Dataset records
##########
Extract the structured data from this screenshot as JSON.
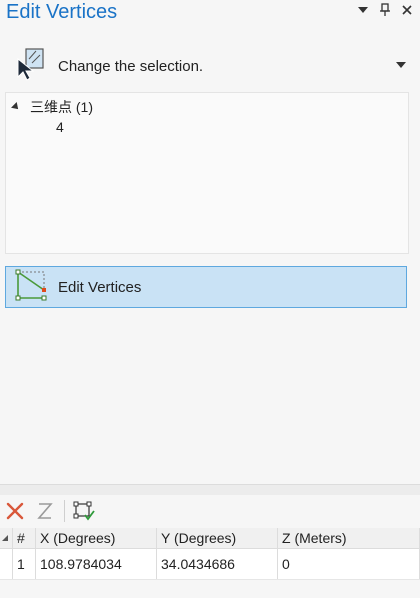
{
  "pane": {
    "title": "Edit Vertices",
    "controls": [
      "menu-icon",
      "pin-icon",
      "close-icon"
    ]
  },
  "selection": {
    "label": "Change the selection."
  },
  "tree": {
    "node_label": "三维点 (1)",
    "child_label": "4"
  },
  "edit_button": {
    "label": "Edit Vertices"
  },
  "toolbar": {
    "tools": [
      "delete-icon",
      "z-icon",
      "vertex-check-icon"
    ]
  },
  "table": {
    "headers": [
      "#",
      "X (Degrees)",
      "Y (Degrees)",
      "Z (Meters)"
    ],
    "rows": [
      [
        "1",
        "108.9784034",
        "34.0434686",
        "0"
      ]
    ]
  }
}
##########
(WRITTEN PROBLEM) Extract, from the material above, each line holding the word "selection".

(TASK OUTPUT)
  "selection": {
    "label": "Change the selection."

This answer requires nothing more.